==== Data supplied ====
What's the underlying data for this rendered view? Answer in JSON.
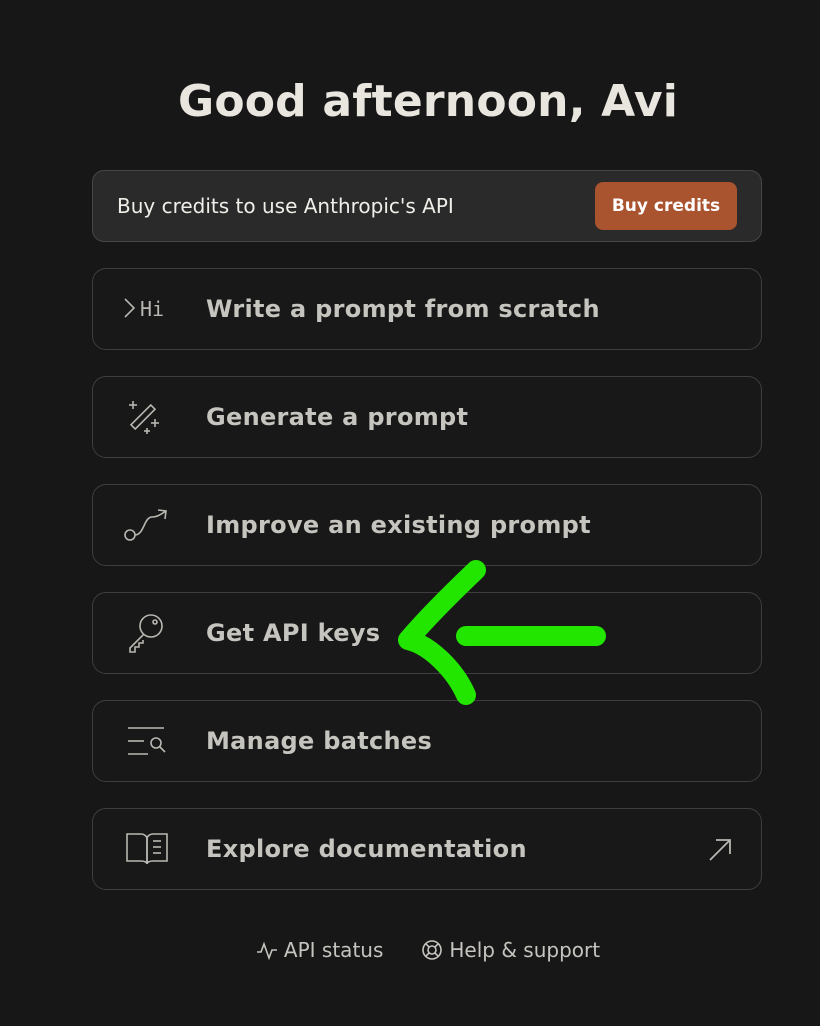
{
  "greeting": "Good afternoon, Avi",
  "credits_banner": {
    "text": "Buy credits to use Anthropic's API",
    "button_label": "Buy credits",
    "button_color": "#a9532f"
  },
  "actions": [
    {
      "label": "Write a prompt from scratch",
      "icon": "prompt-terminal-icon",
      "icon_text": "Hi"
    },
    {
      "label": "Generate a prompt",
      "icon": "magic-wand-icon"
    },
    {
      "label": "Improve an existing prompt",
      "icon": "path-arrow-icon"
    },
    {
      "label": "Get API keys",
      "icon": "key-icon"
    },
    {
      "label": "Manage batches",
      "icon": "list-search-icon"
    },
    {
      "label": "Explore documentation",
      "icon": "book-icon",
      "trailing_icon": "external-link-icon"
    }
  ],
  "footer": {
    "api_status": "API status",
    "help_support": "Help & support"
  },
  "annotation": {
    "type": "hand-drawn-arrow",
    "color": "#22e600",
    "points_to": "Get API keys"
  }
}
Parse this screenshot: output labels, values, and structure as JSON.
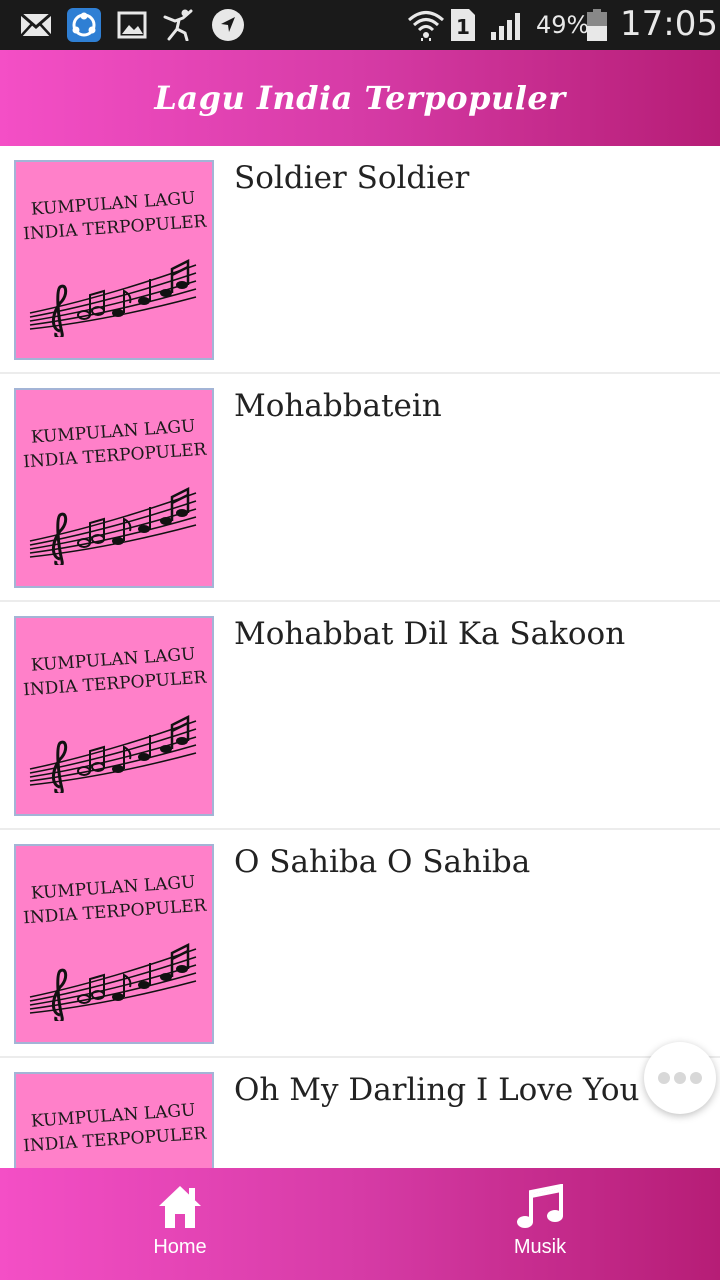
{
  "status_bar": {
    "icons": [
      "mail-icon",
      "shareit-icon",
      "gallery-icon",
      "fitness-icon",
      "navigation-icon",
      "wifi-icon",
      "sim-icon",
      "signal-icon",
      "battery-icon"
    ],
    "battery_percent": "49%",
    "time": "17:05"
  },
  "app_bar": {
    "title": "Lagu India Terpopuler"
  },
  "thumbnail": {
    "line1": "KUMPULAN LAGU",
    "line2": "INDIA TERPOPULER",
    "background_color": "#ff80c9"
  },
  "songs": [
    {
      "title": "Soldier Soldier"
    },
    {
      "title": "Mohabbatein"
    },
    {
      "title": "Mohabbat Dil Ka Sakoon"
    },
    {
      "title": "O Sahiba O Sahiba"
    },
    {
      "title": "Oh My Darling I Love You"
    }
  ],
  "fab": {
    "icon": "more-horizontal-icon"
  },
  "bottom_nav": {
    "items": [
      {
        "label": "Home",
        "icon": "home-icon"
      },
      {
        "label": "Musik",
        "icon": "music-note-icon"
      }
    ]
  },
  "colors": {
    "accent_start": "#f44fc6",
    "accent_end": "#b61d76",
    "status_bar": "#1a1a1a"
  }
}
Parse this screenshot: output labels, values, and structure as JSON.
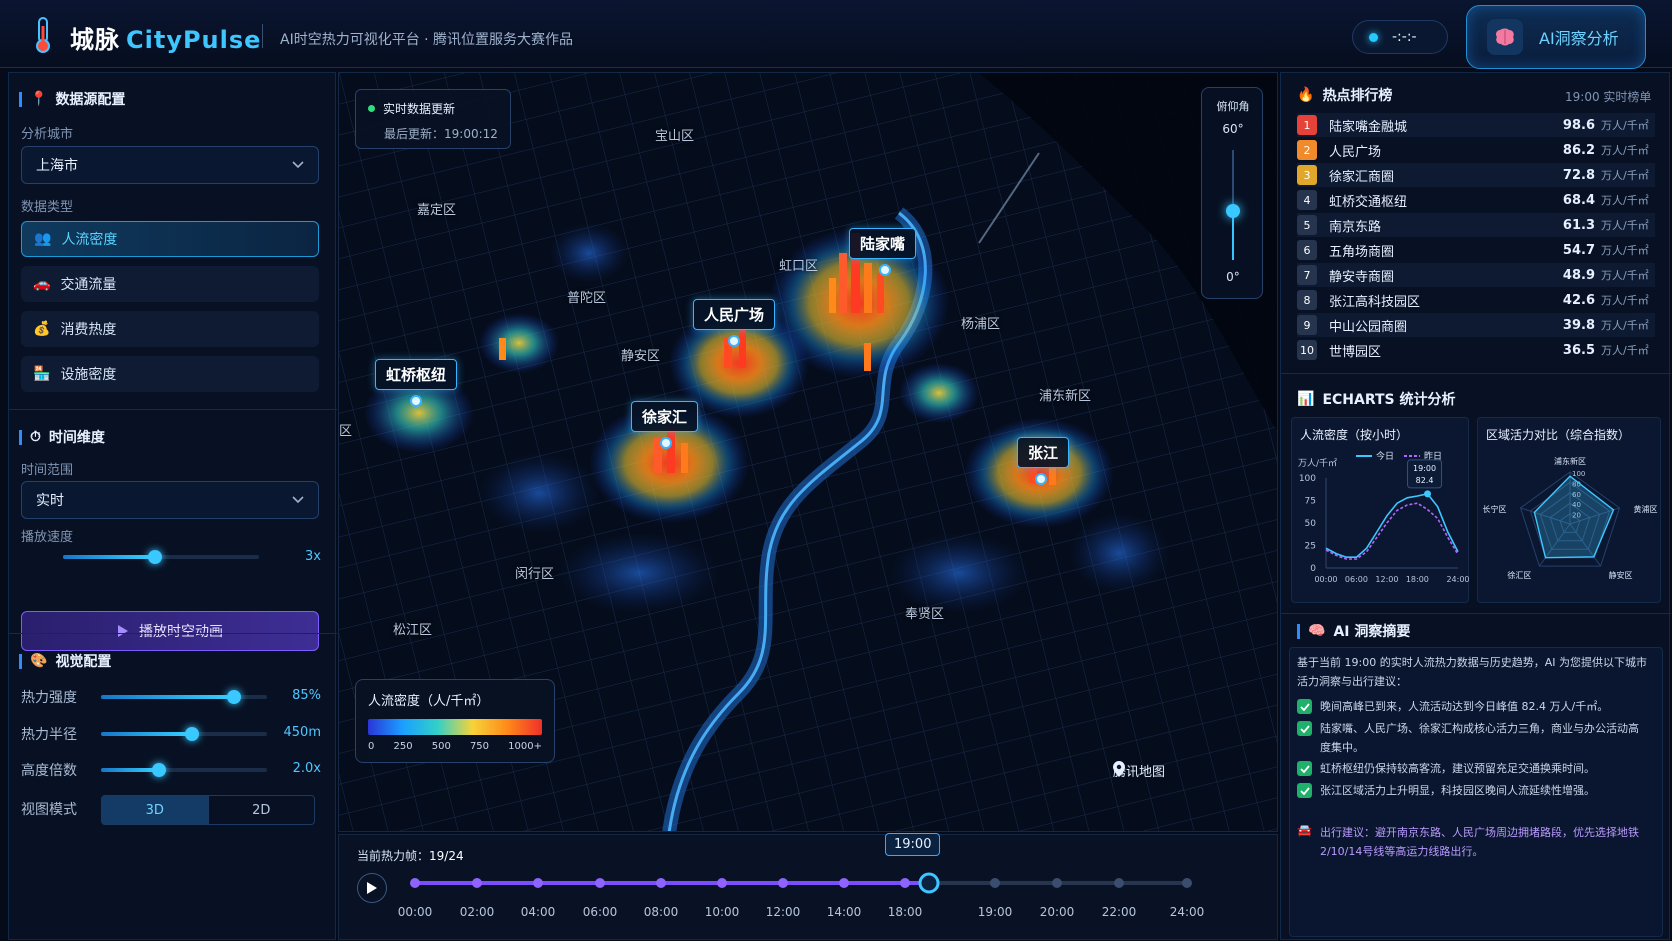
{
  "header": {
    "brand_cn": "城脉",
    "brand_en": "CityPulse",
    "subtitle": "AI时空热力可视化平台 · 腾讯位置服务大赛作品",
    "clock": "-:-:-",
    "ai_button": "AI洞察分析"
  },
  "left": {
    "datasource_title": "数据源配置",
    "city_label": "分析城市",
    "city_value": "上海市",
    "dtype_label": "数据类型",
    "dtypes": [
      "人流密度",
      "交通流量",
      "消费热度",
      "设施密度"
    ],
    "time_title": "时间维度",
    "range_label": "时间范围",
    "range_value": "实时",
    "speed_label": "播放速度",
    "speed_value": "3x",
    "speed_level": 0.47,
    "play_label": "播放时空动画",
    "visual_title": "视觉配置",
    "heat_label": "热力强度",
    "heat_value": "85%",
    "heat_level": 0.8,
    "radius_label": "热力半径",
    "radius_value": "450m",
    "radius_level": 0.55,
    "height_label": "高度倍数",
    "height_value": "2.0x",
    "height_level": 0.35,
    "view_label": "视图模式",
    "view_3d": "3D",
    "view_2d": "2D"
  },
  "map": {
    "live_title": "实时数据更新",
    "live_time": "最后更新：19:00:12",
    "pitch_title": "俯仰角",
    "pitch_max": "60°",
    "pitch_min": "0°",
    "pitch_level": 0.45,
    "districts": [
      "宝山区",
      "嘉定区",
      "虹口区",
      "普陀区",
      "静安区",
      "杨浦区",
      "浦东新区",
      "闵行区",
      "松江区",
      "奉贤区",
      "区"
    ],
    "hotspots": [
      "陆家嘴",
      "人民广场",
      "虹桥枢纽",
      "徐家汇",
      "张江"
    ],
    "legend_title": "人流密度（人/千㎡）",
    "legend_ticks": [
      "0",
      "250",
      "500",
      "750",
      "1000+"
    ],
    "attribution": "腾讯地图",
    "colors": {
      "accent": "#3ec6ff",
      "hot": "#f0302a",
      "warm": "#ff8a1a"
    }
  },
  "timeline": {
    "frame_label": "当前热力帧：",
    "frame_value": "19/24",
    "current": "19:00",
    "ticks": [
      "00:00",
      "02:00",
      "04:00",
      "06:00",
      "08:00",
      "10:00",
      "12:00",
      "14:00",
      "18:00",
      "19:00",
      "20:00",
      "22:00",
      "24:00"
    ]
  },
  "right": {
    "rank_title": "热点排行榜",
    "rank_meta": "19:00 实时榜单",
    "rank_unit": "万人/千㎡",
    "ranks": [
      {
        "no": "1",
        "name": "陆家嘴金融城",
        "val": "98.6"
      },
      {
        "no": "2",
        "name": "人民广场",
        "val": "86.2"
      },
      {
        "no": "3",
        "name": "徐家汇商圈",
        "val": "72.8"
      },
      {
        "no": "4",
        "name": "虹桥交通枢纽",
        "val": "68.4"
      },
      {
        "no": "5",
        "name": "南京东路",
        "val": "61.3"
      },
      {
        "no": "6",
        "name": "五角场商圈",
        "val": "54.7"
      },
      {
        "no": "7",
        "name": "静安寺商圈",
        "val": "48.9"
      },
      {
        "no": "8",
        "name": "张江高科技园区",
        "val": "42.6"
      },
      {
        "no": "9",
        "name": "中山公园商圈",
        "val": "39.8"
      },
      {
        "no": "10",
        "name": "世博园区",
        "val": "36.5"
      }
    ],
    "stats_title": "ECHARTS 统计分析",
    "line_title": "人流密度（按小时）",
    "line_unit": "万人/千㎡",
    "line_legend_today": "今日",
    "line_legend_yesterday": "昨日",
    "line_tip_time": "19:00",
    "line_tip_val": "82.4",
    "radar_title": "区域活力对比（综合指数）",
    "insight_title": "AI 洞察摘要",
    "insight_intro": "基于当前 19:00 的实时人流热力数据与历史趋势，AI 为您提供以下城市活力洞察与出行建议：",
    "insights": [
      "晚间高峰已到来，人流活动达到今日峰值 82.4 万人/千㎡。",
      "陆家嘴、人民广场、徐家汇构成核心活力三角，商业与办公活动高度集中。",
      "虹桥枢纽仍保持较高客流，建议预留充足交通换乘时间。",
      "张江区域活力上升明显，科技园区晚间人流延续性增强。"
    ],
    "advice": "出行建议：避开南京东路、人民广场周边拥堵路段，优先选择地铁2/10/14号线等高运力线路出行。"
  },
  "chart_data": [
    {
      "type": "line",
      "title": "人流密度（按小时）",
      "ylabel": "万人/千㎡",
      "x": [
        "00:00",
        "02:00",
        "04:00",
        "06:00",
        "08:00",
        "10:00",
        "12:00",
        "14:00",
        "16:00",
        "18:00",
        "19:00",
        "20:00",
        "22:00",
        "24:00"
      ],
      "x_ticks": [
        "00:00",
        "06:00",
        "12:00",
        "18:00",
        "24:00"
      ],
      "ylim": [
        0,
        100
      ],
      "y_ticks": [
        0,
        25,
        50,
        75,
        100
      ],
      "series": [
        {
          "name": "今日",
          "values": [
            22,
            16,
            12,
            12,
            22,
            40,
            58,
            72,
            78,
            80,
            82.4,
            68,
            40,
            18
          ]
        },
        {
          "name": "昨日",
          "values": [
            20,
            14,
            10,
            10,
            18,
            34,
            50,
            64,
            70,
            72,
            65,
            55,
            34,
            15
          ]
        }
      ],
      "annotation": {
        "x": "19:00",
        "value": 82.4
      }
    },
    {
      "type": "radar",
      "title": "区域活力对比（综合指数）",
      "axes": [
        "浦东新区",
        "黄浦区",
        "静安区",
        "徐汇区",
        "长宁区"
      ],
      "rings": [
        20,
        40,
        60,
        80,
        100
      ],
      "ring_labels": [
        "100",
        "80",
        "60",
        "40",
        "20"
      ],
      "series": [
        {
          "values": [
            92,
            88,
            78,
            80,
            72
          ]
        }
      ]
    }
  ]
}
====
## Task directions
Return every line in the listing that contains the word "prompt".

## Task response
      "label": "Write a prompt from scratch",
      "icon": "prompt-terminal-icon",
      "label": "Generate a prompt",
      "label": "Improve an existing prompt",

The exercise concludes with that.